- [Task description]:
Copy each line of the records that contains the word "parents".

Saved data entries
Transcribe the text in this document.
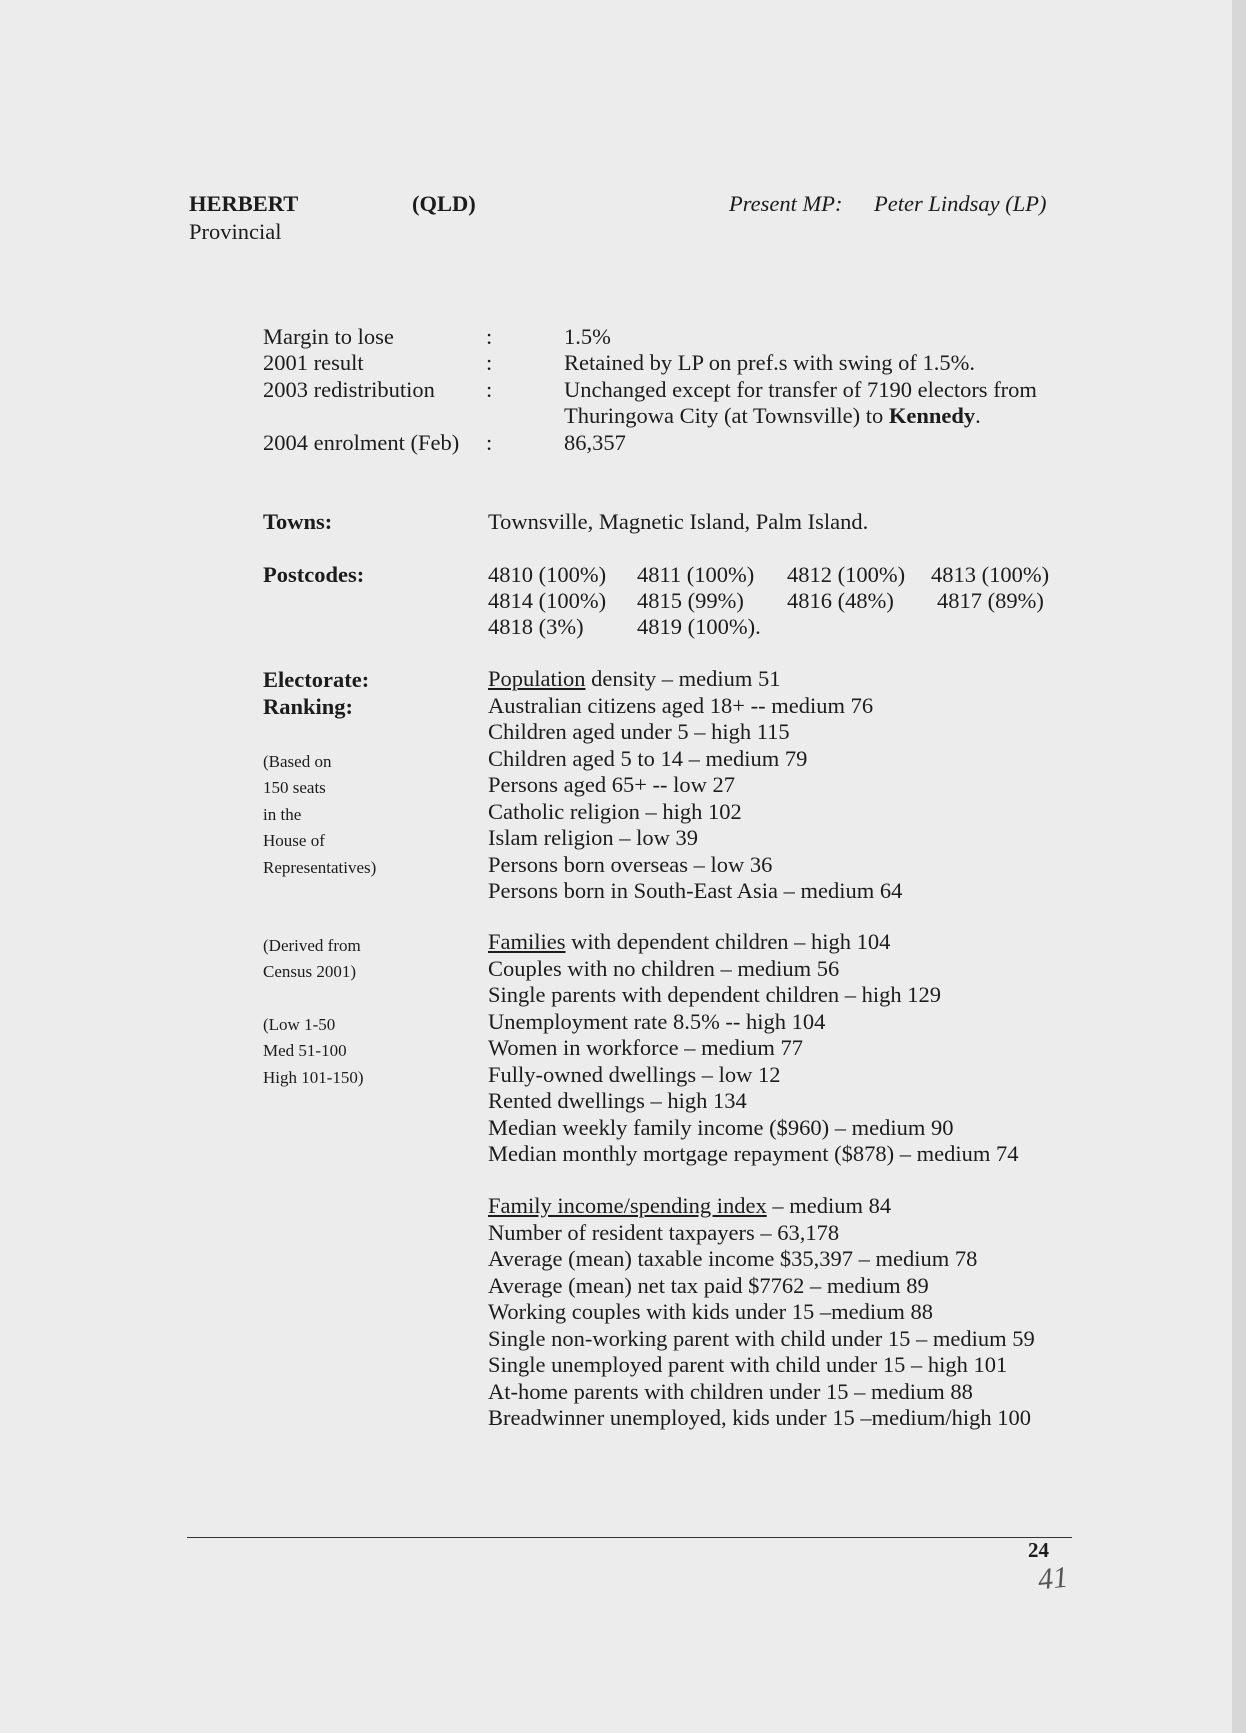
HERBERT	(QLD)
Provincial
Present MP: Peter Lindsay (LP)
Margin to lose	:	1.5%
2001 result	:	Retained by LP on pref.s with swing of 1.5%.
2003 redistribution :	Unchanged except for transfer of 7190 electors from
Thuringowa City (at Townsville) to Kennedy.
2004 enrolment (Feb) :	86,357
Towns:	Townsville, Magnetic Island, Palm Island.
Postcodes:	4810 (100%) 4811 (100%) 4812 (100%) 4813 (100%)
4814 (100%) 4815 (99%) 4816 (48%) 4817 (89%)
4818 (3%) 4819 (100%).
Electorate:
Ranking:
(Based on
150 seats
in the
House of
Representatives)
(Derived from
Census 2001)
(Low 1-50
Med 51-100
High 101-150)
Population density – medium 51
Australian citizens aged 18+ -- medium 76
Children aged under 5 – high 115
Children aged 5 to 14 – medium 79
Persons aged 65+ -- low 27
Catholic religion – high 102
Islam religion – low 39
Persons born overseas – low 36
Persons born in South-East Asia – medium 64
Families with dependent children – high 104
Couples with no children – medium 56
Single parents with dependent children – high 129
Unemployment rate 8.5% -- high 104
Women in workforce – medium 77
Fully-owned dwellings – low 12
Rented dwellings – high 134
Median weekly family income ($960) – medium 90
Median monthly mortgage repayment ($878) – medium 74
Family income/spending index – medium 84
Number of resident taxpayers – 63,178
Average (mean) taxable income $35,397 – medium 78
Average (mean) net tax paid $7762 – medium 89
Working couples with kids under 15 –medium 88
Single non-working parent with child under 15 – medium 59
Single unemployed parent with child under 15 – high 101
At-home parents with children under 15 – medium 88
Breadwinner unemployed, kids under 15 –medium/high 100
24
41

- [Task output]:
Single parents with dependent children – high 129
At-home parents with children under 15 – medium 88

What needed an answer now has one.